■ Written exercise
Without the pictures, set down the records below word for word.

■ Records for the exercise
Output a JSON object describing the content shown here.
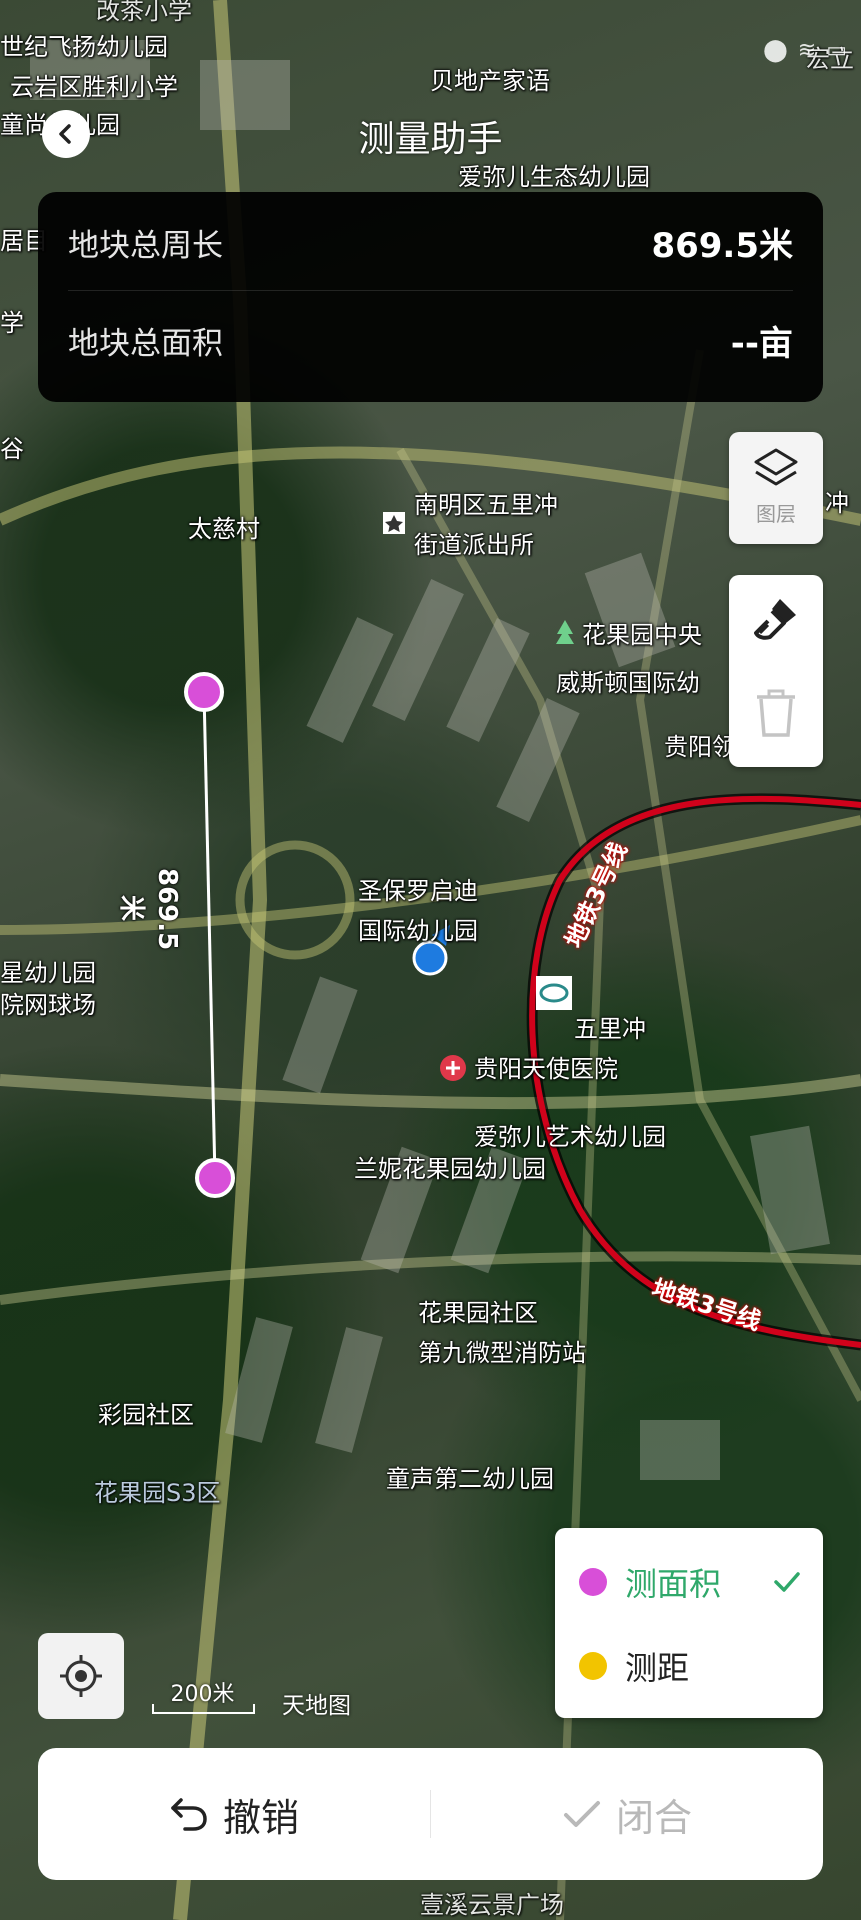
{
  "header": {
    "title": "测量助手"
  },
  "stats": {
    "perimeter_label": "地块总周长",
    "perimeter_value": "869.5米",
    "area_label": "地块总面积",
    "area_value": "--亩"
  },
  "tools": {
    "layers_label": "图层"
  },
  "measure": {
    "segment_label": "869.5米"
  },
  "modes": [
    {
      "label": "测面积",
      "color": "#d84fd8",
      "selected": true
    },
    {
      "label": "测距",
      "color": "#f2c400",
      "selected": false
    }
  ],
  "map": {
    "scale_label": "200米",
    "source_label": "天地图",
    "labels": {
      "p1": "改茶小学",
      "p2": "世纪飞扬幼儿园",
      "p3": "云岩区胜利小学",
      "p4": "童尚幼儿园",
      "p5": "贝地产家语",
      "p6": "爱弥儿生态幼儿园",
      "p7": "居目",
      "p8": "学",
      "p9": "谷",
      "p10": "太慈村",
      "p11": "南明区五里冲",
      "p12": "街道派出所",
      "p13": "花果园中央",
      "p14": "威斯顿国际幼",
      "p15": "贵阳领",
      "p16": "冲",
      "p17": "圣保罗启迪",
      "p18": "国际幼儿园",
      "p19": "五里冲",
      "p20": "贵阳天使医院",
      "p21": "星幼儿园",
      "p22": "院网球场",
      "p23": "爱弥儿艺术幼儿园",
      "p24": "兰妮花果园幼儿园",
      "p25": "花果园社区",
      "p26": "第九微型消防站",
      "p27": "彩园社区",
      "p28": "花果园S3区",
      "p29": "童声第二幼儿园",
      "p30": "地铁3号线",
      "p31": "地铁3号线",
      "p32": "壹溪云景广场",
      "p33": "宏立"
    }
  },
  "actions": {
    "undo_label": "撤销",
    "close_label": "闭合"
  },
  "colors": {
    "accent_green": "#2fa86a",
    "vertex_magenta": "#d84fd8",
    "location_blue": "#1e7be0",
    "metro_red": "#d0021b"
  }
}
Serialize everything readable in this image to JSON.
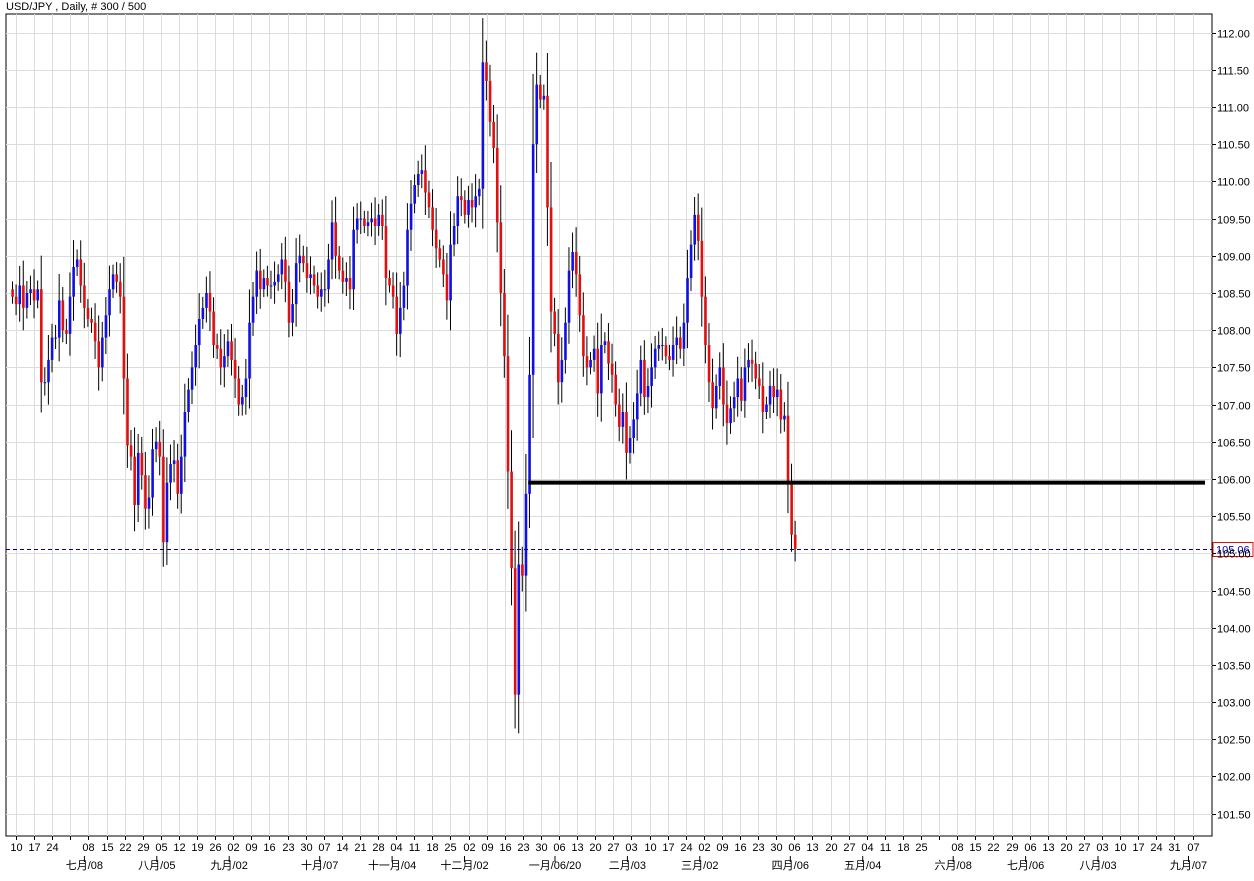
{
  "chart_title": "USD/JPY , Daily, # 300 / 500",
  "colors": {
    "up": "#1010e0",
    "down": "#e01010",
    "grid": "#dcdcdc",
    "support": "#000000",
    "price_line": "#0000a0",
    "price_tag_border": "#e01010"
  },
  "chart_data": {
    "type": "candlestick",
    "title": "USD/JPY , Daily, # 300 / 500",
    "xlabel": "",
    "ylabel": "",
    "ylim": [
      101.2,
      112.25
    ],
    "grid": true,
    "y_ticks": [
      "101.50",
      "102.00",
      "102.50",
      "103.00",
      "103.50",
      "104.00",
      "104.50",
      "105.00",
      "105.50",
      "106.00",
      "106.50",
      "107.00",
      "107.50",
      "108.00",
      "108.50",
      "109.00",
      "109.50",
      "110.00",
      "110.50",
      "111.00",
      "111.50",
      "112.00"
    ],
    "x_ticks": [
      "10",
      "17",
      "24",
      "",
      "08",
      "15",
      "22",
      "29",
      "05",
      "12",
      "19",
      "26",
      "02",
      "09",
      "16",
      "23",
      "30",
      "07",
      "14",
      "21",
      "28",
      "04",
      "11",
      "18",
      "25",
      "02",
      "09",
      "16",
      "23",
      "30",
      "06",
      "13",
      "20",
      "27",
      "03",
      "10",
      "17",
      "24",
      "02",
      "09",
      "16",
      "23",
      "30",
      "06",
      "13",
      "20",
      "27",
      "04",
      "11",
      "18",
      "25",
      "",
      "08",
      "15",
      "22",
      "29",
      "06",
      "13",
      "20",
      "27",
      "03",
      "10",
      "17",
      "24",
      "31",
      "07"
    ],
    "month_labels": [
      "七月/08",
      "八月/05",
      "九月/02",
      "十月/07",
      "十一月/04",
      "十二月/02",
      "一月/06/20",
      "二月/03",
      "三月/02",
      "四月/06",
      "五月/04",
      "六月/08",
      "七月/06",
      "八月/03",
      "九月/07"
    ],
    "month_label_slots": [
      4,
      8,
      12,
      17,
      21,
      25,
      30,
      34,
      38,
      43,
      47,
      52,
      56,
      60,
      65
    ],
    "closes": [
      108.45,
      108.35,
      108.6,
      108.3,
      108.5,
      108.55,
      108.4,
      108.55,
      107.3,
      107.3,
      107.6,
      107.9,
      107.9,
      108.4,
      108.0,
      107.95,
      108.45,
      108.85,
      108.95,
      108.6,
      108.3,
      108.15,
      108.1,
      107.85,
      107.5,
      107.9,
      108.2,
      108.55,
      108.75,
      108.65,
      108.45,
      107.35,
      106.45,
      106.3,
      105.65,
      106.35,
      106.05,
      105.6,
      105.75,
      106.4,
      106.5,
      106.3,
      105.15,
      105.95,
      106.2,
      106.25,
      105.8,
      106.3,
      106.9,
      107.2,
      107.5,
      107.8,
      108.15,
      108.3,
      108.5,
      108.25,
      107.8,
      107.75,
      107.5,
      107.65,
      107.85,
      107.6,
      107.35,
      107.0,
      107.1,
      107.35,
      108.1,
      108.45,
      108.8,
      108.55,
      108.7,
      108.6,
      108.6,
      108.65,
      108.75,
      108.95,
      108.65,
      108.1,
      108.35,
      108.9,
      109.0,
      108.9,
      108.7,
      108.75,
      108.6,
      108.45,
      108.55,
      108.55,
      108.95,
      109.45,
      109.0,
      108.8,
      108.65,
      108.7,
      108.55,
      109.35,
      109.5,
      109.5,
      109.4,
      109.45,
      109.5,
      109.4,
      109.55,
      109.4,
      108.7,
      108.6,
      108.45,
      107.95,
      108.3,
      108.6,
      109.35,
      109.7,
      109.95,
      110.1,
      110.15,
      109.85,
      109.65,
      109.35,
      109.1,
      108.95,
      108.75,
      108.4,
      109.15,
      109.4,
      109.8,
      109.75,
      109.55,
      109.75,
      109.65,
      109.8,
      109.9,
      111.6,
      111.35,
      110.8,
      110.45,
      109.45,
      108.5,
      107.65,
      106.1,
      104.8,
      103.1,
      104.85,
      104.7,
      105.8,
      107.4,
      110.5,
      111.3,
      111.1,
      111.15,
      109.65,
      108.25,
      107.95,
      107.3,
      107.6,
      108.1,
      108.8,
      109.05,
      108.75,
      108.2,
      107.65,
      107.5,
      107.6,
      107.75,
      107.15,
      107.8,
      107.85,
      107.55,
      107.4,
      107.0,
      106.7,
      106.9,
      106.35,
      106.55,
      106.8,
      107.15,
      107.6,
      107.1,
      107.25,
      107.5,
      107.75,
      107.8,
      107.8,
      107.65,
      107.6,
      107.8,
      107.9,
      107.75,
      108.1,
      108.7,
      109.15,
      109.55,
      109.2,
      108.45,
      107.8,
      107.3,
      106.95,
      107.25,
      107.5,
      107.0,
      106.75,
      106.95,
      107.1,
      107.35,
      107.05,
      107.5,
      107.6,
      107.55,
      107.35,
      107.25,
      106.9,
      107.0,
      107.25,
      107.1,
      107.2,
      106.8,
      106.85,
      105.95,
      105.25,
      105.06
    ],
    "support_level": 105.95,
    "support_start_index": 144,
    "current_price": 105.06,
    "current_price_label": "105.06"
  }
}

■ The solution
Output a JSON object describing the content shown here.
{
  "header": {
    "title": "测量助手"
  },
  "stats": {
    "perimeter_label": "地块总周长",
    "perimeter_value": "869.5米",
    "area_label": "地块总面积",
    "area_value": "--亩"
  },
  "tools": {
    "layers_label": "图层"
  },
  "measure": {
    "segment_label": "869.5米"
  },
  "modes": [
    {
      "label": "测面积",
      "color": "#d84fd8",
      "selected": true
    },
    {
      "label": "测距",
      "color": "#f2c400",
      "selected": false
    }
  ],
  "map": {
    "scale_label": "200米",
    "source_label": "天地图",
    "labels": {
      "p1": "改茶小学",
      "p2": "世纪飞扬幼儿园",
      "p3": "云岩区胜利小学",
      "p4": "童尚幼儿园",
      "p5": "贝地产家语",
      "p6": "爱弥儿生态幼儿园",
      "p7": "居目",
      "p8": "学",
      "p9": "谷",
      "p10": "太慈村",
      "p11": "南明区五里冲",
      "p12": "街道派出所",
      "p13": "花果园中央",
      "p14": "威斯顿国际幼",
      "p15": "贵阳领",
      "p16": "冲",
      "p17": "圣保罗启迪",
      "p18": "国际幼儿园",
      "p19": "五里冲",
      "p20": "贵阳天使医院",
      "p21": "星幼儿园",
      "p22": "院网球场",
      "p23": "爱弥儿艺术幼儿园",
      "p24": "兰妮花果园幼儿园",
      "p25": "花果园社区",
      "p26": "第九微型消防站",
      "p27": "彩园社区",
      "p28": "花果园S3区",
      "p29": "童声第二幼儿园",
      "p30": "地铁3号线",
      "p31": "地铁3号线",
      "p32": "壹溪云景广场",
      "p33": "宏立"
    }
  },
  "actions": {
    "undo_label": "撤销",
    "close_label": "闭合"
  },
  "colors": {
    "accent_green": "#2fa86a",
    "vertex_magenta": "#d84fd8",
    "location_blue": "#1e7be0",
    "metro_red": "#d0021b"
  }
}
Serialize everything readable in this image to JSON.
{
  "chart_title": "USD/JPY , Daily, # 300 / 500",
  "colors": {
    "up": "#1010e0",
    "down": "#e01010",
    "grid": "#dcdcdc",
    "support": "#000000",
    "price_line": "#0000a0",
    "price_tag_border": "#e01010"
  },
  "chart_data": {
    "type": "candlestick",
    "title": "USD/JPY , Daily, # 300 / 500",
    "xlabel": "",
    "ylabel": "",
    "ylim": [
      101.2,
      112.25
    ],
    "grid": true,
    "y_ticks": [
      "101.50",
      "102.00",
      "102.50",
      "103.00",
      "103.50",
      "104.00",
      "104.50",
      "105.00",
      "105.50",
      "106.00",
      "106.50",
      "107.00",
      "107.50",
      "108.00",
      "108.50",
      "109.00",
      "109.50",
      "110.00",
      "110.50",
      "111.00",
      "111.50",
      "112.00"
    ],
    "x_ticks": [
      "10",
      "17",
      "24",
      "",
      "08",
      "15",
      "22",
      "29",
      "05",
      "12",
      "19",
      "26",
      "02",
      "09",
      "16",
      "23",
      "30",
      "07",
      "14",
      "21",
      "28",
      "04",
      "11",
      "18",
      "25",
      "02",
      "09",
      "16",
      "23",
      "30",
      "06",
      "13",
      "20",
      "27",
      "03",
      "10",
      "17",
      "24",
      "02",
      "09",
      "16",
      "23",
      "30",
      "06",
      "13",
      "20",
      "27",
      "04",
      "11",
      "18",
      "25",
      "",
      "08",
      "15",
      "22",
      "29",
      "06",
      "13",
      "20",
      "27",
      "03",
      "10",
      "17",
      "24",
      "31",
      "07"
    ],
    "month_labels": [
      "七月/08",
      "八月/05",
      "九月/02",
      "十月/07",
      "十一月/04",
      "十二月/02",
      "一月/06/20",
      "二月/03",
      "三月/02",
      "四月/06",
      "五月/04",
      "六月/08",
      "七月/06",
      "八月/03",
      "九月/07"
    ],
    "month_label_slots": [
      4,
      8,
      12,
      17,
      21,
      25,
      30,
      34,
      38,
      43,
      47,
      52,
      56,
      60,
      65
    ],
    "closes": [
      108.45,
      108.35,
      108.6,
      108.3,
      108.5,
      108.55,
      108.4,
      108.55,
      107.3,
      107.3,
      107.6,
      107.9,
      107.9,
      108.4,
      108.0,
      107.95,
      108.45,
      108.85,
      108.95,
      108.6,
      108.3,
      108.15,
      108.1,
      107.85,
      107.5,
      107.9,
      108.2,
      108.55,
      108.75,
      108.65,
      108.45,
      107.35,
      106.45,
      106.3,
      105.65,
      106.35,
      106.05,
      105.6,
      105.75,
      106.4,
      106.5,
      106.3,
      105.15,
      105.95,
      106.2,
      106.25,
      105.8,
      106.3,
      106.9,
      107.2,
      107.5,
      107.8,
      108.15,
      108.3,
      108.5,
      108.25,
      107.8,
      107.75,
      107.5,
      107.65,
      107.85,
      107.6,
      107.35,
      107.0,
      107.1,
      107.35,
      108.1,
      108.45,
      108.8,
      108.55,
      108.7,
      108.6,
      108.6,
      108.65,
      108.75,
      108.95,
      108.65,
      108.1,
      108.35,
      108.9,
      109.0,
      108.9,
      108.7,
      108.75,
      108.6,
      108.45,
      108.55,
      108.55,
      108.95,
      109.45,
      109.0,
      108.8,
      108.65,
      108.7,
      108.55,
      109.35,
      109.5,
      109.5,
      109.4,
      109.45,
      109.5,
      109.4,
      109.55,
      109.4,
      108.7,
      108.6,
      108.45,
      107.95,
      108.3,
      108.6,
      109.35,
      109.7,
      109.95,
      110.1,
      110.15,
      109.85,
      109.65,
      109.35,
      109.1,
      108.95,
      108.75,
      108.4,
      109.15,
      109.4,
      109.8,
      109.75,
      109.55,
      109.75,
      109.65,
      109.8,
      109.9,
      111.6,
      111.35,
      110.8,
      110.45,
      109.45,
      108.5,
      107.65,
      106.1,
      104.8,
      103.1,
      104.85,
      104.7,
      105.8,
      107.4,
      110.5,
      111.3,
      111.1,
      111.15,
      109.65,
      108.25,
      107.95,
      107.3,
      107.6,
      108.1,
      108.8,
      109.05,
      108.75,
      108.2,
      107.65,
      107.5,
      107.6,
      107.75,
      107.15,
      107.8,
      107.85,
      107.55,
      107.4,
      107.0,
      106.7,
      106.9,
      106.35,
      106.55,
      106.8,
      107.15,
      107.6,
      107.1,
      107.25,
      107.5,
      107.75,
      107.8,
      107.8,
      107.65,
      107.6,
      107.8,
      107.9,
      107.75,
      108.1,
      108.7,
      109.15,
      109.55,
      109.2,
      108.45,
      107.8,
      107.3,
      106.95,
      107.25,
      107.5,
      107.0,
      106.75,
      106.95,
      107.1,
      107.35,
      107.05,
      107.5,
      107.6,
      107.55,
      107.35,
      107.25,
      106.9,
      107.0,
      107.25,
      107.1,
      107.2,
      106.8,
      106.85,
      105.95,
      105.25,
      105.06
    ],
    "support_level": 105.95,
    "support_start_index": 144,
    "current_price": 105.06,
    "current_price_label": "105.06"
  }
}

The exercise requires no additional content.